[Your goal]
All lines from the one with "What data populates" to the end need to be copied exactly, with nothing before them.

[Input material]
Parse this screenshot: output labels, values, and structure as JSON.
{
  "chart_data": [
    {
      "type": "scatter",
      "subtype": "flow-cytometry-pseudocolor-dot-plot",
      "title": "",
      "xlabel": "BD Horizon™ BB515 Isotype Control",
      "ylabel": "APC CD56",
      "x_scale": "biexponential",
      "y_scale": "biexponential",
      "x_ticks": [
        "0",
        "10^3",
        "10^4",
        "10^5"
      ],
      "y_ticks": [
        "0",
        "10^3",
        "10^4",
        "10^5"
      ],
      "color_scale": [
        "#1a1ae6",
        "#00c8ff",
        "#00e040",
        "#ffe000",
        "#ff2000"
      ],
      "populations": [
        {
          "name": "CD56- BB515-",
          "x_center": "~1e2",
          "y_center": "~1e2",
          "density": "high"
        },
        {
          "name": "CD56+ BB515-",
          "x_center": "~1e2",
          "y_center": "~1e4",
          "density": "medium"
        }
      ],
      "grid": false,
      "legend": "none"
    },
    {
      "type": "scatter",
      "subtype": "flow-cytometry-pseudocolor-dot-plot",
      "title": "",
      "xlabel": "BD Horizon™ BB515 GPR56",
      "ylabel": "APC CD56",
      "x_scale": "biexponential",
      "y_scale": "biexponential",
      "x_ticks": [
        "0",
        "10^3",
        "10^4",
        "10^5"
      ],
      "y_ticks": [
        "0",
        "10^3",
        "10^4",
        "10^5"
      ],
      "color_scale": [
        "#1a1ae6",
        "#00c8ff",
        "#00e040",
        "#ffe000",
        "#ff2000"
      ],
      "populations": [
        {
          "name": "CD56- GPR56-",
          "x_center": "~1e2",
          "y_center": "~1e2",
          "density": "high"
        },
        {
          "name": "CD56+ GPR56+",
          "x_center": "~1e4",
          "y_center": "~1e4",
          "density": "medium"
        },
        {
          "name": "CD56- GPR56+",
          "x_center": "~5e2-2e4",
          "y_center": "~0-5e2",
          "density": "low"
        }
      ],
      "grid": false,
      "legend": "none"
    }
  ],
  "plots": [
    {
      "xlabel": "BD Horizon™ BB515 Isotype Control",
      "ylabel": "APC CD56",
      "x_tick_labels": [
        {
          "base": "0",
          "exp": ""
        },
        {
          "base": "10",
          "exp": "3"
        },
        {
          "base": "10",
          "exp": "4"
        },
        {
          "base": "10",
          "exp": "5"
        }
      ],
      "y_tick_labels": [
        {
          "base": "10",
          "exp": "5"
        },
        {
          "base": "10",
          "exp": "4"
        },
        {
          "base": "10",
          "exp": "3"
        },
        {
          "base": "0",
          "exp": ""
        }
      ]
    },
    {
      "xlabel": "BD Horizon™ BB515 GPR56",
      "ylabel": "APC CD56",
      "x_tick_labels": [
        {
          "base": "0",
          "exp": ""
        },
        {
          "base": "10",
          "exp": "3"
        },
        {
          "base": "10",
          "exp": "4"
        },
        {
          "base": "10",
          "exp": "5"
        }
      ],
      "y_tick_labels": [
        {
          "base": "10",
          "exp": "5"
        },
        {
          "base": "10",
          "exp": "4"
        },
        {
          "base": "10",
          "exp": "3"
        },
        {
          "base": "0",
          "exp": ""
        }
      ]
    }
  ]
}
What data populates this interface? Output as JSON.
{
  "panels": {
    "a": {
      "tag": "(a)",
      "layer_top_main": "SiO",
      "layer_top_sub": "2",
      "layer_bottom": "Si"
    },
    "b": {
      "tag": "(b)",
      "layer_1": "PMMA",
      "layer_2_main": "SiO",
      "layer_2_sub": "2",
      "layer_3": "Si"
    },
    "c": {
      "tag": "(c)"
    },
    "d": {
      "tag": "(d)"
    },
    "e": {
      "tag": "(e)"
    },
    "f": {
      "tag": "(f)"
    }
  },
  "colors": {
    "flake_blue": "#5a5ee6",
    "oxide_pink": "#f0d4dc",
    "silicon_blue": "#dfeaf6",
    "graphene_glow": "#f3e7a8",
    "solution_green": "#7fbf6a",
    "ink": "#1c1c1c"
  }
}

[Complete output]
What data populates this interface? Output as JSON.
{
  "panels": {
    "a": {
      "tag": "(a)",
      "layer_top_main": "SiO",
      "layer_top_sub": "2",
      "layer_bottom": "Si"
    },
    "b": {
      "tag": "(b)",
      "layer_1": "PMMA",
      "layer_2_main": "SiO",
      "layer_2_sub": "2",
      "layer_3": "Si"
    },
    "c": {
      "tag": "(c)"
    },
    "d": {
      "tag": "(d)"
    },
    "e": {
      "tag": "(e)"
    },
    "f": {
      "tag": "(f)"
    }
  },
  "colors": {
    "flake_blue": "#5a5ee6",
    "oxide_pink": "#f0d4dc",
    "silicon_blue": "#dfeaf6",
    "graphene_glow": "#f3e7a8",
    "solution_green": "#7fbf6a",
    "ink": "#1c1c1c"
  }
}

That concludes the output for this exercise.